● **Instructions to follow**: Filter the data below for the string "Model" and copy each matching line.

● **Entries supplied**:
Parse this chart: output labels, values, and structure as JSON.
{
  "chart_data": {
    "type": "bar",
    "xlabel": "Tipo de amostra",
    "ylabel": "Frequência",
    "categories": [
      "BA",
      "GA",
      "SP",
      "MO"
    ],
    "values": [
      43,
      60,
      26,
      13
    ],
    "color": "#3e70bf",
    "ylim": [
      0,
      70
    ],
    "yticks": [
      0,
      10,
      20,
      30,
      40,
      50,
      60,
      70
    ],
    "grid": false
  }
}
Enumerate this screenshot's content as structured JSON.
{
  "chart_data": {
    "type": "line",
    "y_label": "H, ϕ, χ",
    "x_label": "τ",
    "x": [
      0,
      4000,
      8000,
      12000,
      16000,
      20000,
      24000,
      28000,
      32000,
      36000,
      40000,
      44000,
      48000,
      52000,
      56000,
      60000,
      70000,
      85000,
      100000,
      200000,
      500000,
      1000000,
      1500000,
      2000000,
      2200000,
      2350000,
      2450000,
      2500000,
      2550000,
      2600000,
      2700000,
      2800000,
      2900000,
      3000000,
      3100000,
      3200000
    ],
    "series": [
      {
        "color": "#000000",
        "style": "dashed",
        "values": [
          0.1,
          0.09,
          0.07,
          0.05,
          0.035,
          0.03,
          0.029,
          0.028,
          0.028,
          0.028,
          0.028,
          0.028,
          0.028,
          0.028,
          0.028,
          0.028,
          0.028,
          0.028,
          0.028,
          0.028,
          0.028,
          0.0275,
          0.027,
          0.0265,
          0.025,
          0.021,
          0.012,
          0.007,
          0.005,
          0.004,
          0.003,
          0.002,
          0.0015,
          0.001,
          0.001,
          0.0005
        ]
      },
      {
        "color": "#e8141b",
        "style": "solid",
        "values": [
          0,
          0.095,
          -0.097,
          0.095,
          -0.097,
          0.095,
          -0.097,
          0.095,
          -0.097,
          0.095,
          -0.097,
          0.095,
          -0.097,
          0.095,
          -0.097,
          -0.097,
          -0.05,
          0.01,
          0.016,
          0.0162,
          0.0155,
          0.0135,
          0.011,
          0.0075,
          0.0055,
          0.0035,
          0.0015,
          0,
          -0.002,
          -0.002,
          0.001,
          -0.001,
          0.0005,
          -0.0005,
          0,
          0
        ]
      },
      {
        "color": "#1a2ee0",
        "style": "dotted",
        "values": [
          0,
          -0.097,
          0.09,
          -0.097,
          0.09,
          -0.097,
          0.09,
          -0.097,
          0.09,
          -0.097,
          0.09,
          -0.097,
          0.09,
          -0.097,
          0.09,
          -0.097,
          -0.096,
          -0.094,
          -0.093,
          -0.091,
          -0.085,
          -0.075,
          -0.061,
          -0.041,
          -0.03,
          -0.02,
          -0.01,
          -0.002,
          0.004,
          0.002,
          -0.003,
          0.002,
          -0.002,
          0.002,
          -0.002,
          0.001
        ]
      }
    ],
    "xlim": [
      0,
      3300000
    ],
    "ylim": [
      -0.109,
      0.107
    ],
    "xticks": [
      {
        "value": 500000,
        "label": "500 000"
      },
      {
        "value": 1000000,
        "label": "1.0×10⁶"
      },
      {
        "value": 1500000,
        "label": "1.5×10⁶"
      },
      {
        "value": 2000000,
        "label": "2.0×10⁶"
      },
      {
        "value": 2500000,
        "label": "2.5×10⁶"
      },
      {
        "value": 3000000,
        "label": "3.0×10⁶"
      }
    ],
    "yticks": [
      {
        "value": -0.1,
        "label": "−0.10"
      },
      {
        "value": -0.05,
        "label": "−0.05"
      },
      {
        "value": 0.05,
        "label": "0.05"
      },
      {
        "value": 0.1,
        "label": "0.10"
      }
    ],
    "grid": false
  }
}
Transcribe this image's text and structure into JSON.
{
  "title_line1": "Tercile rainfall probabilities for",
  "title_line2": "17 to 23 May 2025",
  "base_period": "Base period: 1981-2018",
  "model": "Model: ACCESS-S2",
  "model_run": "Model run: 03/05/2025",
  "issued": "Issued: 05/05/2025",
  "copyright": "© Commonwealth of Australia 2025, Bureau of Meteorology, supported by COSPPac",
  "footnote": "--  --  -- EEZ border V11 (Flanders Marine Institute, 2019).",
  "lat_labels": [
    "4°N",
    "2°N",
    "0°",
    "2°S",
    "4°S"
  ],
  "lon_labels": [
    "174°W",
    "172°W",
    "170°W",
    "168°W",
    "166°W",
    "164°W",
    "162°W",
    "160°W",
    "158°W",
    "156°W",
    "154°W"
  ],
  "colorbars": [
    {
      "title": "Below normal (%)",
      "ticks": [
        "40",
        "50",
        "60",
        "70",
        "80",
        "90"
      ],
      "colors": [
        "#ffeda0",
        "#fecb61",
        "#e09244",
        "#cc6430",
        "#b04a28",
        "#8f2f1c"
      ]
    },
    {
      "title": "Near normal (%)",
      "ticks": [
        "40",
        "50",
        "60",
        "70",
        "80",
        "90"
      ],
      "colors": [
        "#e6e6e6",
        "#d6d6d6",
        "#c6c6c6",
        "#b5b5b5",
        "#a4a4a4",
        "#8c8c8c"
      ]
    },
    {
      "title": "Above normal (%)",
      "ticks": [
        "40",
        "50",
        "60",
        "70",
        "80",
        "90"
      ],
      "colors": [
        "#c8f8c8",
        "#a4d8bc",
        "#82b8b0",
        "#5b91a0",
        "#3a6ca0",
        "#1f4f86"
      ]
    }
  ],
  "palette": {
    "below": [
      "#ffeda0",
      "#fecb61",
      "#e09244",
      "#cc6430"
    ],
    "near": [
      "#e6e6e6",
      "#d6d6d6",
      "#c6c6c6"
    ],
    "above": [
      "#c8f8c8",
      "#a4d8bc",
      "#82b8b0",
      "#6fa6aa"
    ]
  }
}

● **Expected answer**:
  "model": "Model: ACCESS-S2",
  "model_run": "Model run: 03/05/2025",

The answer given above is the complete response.